### EXERCISE OBJECTIVE
Lay out every line of the records below as a numbered list, leaving out blank lines.

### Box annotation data
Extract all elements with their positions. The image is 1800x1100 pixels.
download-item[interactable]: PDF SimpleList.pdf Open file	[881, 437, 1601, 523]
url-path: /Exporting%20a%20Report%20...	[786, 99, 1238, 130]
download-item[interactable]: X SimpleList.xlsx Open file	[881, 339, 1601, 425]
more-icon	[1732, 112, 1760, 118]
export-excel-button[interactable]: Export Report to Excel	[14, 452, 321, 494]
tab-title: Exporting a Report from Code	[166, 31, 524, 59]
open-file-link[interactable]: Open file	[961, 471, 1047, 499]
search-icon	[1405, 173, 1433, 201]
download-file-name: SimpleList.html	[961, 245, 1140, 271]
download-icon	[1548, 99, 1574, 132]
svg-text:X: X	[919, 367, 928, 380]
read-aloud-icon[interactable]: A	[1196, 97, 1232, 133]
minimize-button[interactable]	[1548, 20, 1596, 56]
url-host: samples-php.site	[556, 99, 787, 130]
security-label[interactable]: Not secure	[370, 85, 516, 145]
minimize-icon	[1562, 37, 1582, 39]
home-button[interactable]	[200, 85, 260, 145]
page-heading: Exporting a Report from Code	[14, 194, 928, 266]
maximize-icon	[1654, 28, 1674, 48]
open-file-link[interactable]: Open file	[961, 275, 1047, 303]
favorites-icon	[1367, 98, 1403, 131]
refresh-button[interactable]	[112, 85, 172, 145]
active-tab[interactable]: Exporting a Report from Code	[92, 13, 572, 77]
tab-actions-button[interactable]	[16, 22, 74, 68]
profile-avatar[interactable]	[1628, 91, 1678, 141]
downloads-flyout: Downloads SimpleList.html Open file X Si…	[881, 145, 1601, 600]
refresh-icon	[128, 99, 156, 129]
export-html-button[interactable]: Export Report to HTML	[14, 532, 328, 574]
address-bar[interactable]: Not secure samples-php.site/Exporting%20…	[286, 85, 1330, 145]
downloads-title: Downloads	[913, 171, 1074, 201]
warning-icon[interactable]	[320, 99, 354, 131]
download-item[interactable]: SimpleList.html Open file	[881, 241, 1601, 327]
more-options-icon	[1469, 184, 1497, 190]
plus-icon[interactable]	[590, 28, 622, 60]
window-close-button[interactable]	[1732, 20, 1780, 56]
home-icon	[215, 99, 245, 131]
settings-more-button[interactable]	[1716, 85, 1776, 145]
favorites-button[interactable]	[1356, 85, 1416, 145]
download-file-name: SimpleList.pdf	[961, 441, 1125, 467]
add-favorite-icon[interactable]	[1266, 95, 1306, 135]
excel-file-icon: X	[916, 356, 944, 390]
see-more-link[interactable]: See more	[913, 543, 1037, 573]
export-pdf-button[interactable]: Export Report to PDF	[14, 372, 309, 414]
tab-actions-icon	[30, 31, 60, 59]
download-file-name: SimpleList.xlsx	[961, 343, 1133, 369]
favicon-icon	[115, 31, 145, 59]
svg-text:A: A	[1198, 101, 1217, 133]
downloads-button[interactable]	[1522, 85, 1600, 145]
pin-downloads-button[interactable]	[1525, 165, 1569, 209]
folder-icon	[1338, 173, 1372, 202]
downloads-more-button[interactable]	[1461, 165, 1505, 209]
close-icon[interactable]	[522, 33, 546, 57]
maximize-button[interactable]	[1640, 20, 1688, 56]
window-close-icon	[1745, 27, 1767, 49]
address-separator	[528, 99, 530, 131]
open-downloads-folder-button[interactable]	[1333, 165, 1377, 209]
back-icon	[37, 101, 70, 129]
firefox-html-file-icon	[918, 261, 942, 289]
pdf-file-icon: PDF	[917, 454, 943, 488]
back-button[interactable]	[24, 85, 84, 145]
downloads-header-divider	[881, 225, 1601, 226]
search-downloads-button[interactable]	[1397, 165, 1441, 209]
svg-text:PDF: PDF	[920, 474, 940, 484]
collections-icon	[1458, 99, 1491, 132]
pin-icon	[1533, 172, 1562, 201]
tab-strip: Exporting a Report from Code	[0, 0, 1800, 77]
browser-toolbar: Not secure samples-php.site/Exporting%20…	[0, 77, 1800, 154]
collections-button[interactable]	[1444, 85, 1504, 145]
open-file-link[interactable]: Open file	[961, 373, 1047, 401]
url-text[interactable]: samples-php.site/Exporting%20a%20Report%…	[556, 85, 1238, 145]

### EXERCISE RESULT
1. Extract all elements with their positions. The image is 1800x1100 pixels.
2. download-item[interactable]: PDF SimpleList.pdf Open file	[881, 437, 1601, 523]
3. url-path: /Exporting%20a%20Report%20...	[786, 99, 1238, 130]
4. download-item[interactable]: X SimpleList.xlsx Open file	[881, 339, 1601, 425]
5. more-icon	[1732, 112, 1760, 118]
6. export-excel-button[interactable]: Export Report to Excel	[14, 452, 321, 494]
7. tab-title: Exporting a Report from Code	[166, 31, 524, 59]
8. open-file-link[interactable]: Open file	[961, 471, 1047, 499]
9. search-icon	[1405, 173, 1433, 201]
10. download-file-name: SimpleList.html	[961, 245, 1140, 271]
11. download-icon	[1548, 99, 1574, 132]
12. svg-text:X: X	[919, 367, 928, 380]
13. read-aloud-icon[interactable]: A	[1196, 97, 1232, 133]
14. minimize-button[interactable]	[1548, 20, 1596, 56]
15. url-host: samples-php.site	[556, 99, 787, 130]
16. security-label[interactable]: Not secure	[370, 85, 516, 145]
17. minimize-icon	[1562, 37, 1582, 39]
18. home-button[interactable]	[200, 85, 260, 145]
19. page-heading: Exporting a Report from Code	[14, 194, 928, 266]
20. maximize-icon	[1654, 28, 1674, 48]
21. open-file-link[interactable]: Open file	[961, 275, 1047, 303]
22. favorites-icon	[1367, 98, 1403, 131]
23. refresh-button[interactable]	[112, 85, 172, 145]
24. active-tab[interactable]: Exporting a Report from Code	[92, 13, 572, 77]
25. tab-actions-button[interactable]	[16, 22, 74, 68]
26. profile-avatar[interactable]	[1628, 91, 1678, 141]
27. downloads-flyout: Downloads SimpleList.html Open file X Si…	[881, 145, 1601, 600]
28. refresh-icon	[128, 99, 156, 129]
29. export-html-button[interactable]: Export Report to HTML	[14, 532, 328, 574]
30. address-bar[interactable]: Not secure samples-php.site/Exporting%20…	[286, 85, 1330, 145]
31. downloads-title: Downloads	[913, 171, 1074, 201]
32. warning-icon[interactable]	[320, 99, 354, 131]
33. download-item[interactable]: SimpleList.html Open file	[881, 241, 1601, 327]
34. more-options-icon	[1469, 184, 1497, 190]
35. plus-icon[interactable]	[590, 28, 622, 60]
36. window-close-button[interactable]	[1732, 20, 1780, 56]
37. home-icon	[215, 99, 245, 131]
38. settings-more-button[interactable]	[1716, 85, 1776, 145]
39. favorites-button[interactable]	[1356, 85, 1416, 145]
40. download-file-name: SimpleList.pdf	[961, 441, 1125, 467]
41. add-favorite-icon[interactable]	[1266, 95, 1306, 135]
42. excel-file-icon: X	[916, 356, 944, 390]
43. see-more-link[interactable]: See more	[913, 543, 1037, 573]
44. export-pdf-button[interactable]: Export Report to PDF	[14, 372, 309, 414]
45. tab-actions-icon	[30, 31, 60, 59]
46. download-file-name: SimpleList.xlsx	[961, 343, 1133, 369]
47. favicon-icon	[115, 31, 145, 59]
48. svg-text:A: A	[1198, 101, 1217, 133]
49. downloads-button[interactable]	[1522, 85, 1600, 145]
50. pin-downloads-button[interactable]	[1525, 165, 1569, 209]
51. folder-icon	[1338, 173, 1372, 202]
52. downloads-more-button[interactable]	[1461, 165, 1505, 209]
53. close-icon[interactable]	[522, 33, 546, 57]
54. maximize-button[interactable]	[1640, 20, 1688, 56]
55. window-close-icon	[1745, 27, 1767, 49]
56. address-separator	[528, 99, 530, 131]
57. open-downloads-folder-button[interactable]	[1333, 165, 1377, 209]
58. back-icon	[37, 101, 70, 129]
59. firefox-html-file-icon	[918, 261, 942, 289]
60. pdf-file-icon: PDF	[917, 454, 943, 488]
61. back-button[interactable]	[24, 85, 84, 145]
62. downloads-header-divider	[881, 225, 1601, 226]
63. search-downloads-button[interactable]	[1397, 165, 1441, 209]
64. svg-text:PDF: PDF	[920, 474, 940, 484]
65. collections-icon	[1458, 99, 1491, 132]
66. pin-icon	[1533, 172, 1562, 201]
67. tab-strip: Exporting a Report from Code	[0, 0, 1800, 77]
68. browser-toolbar: Not secure samples-php.site/Exporting%20…	[0, 77, 1800, 154]
69. collections-button[interactable]	[1444, 85, 1504, 145]
70. open-file-link[interactable]: Open file	[961, 373, 1047, 401]
71. url-text[interactable]: samples-php.site/Exporting%20a%20Report%…	[556, 85, 1238, 145]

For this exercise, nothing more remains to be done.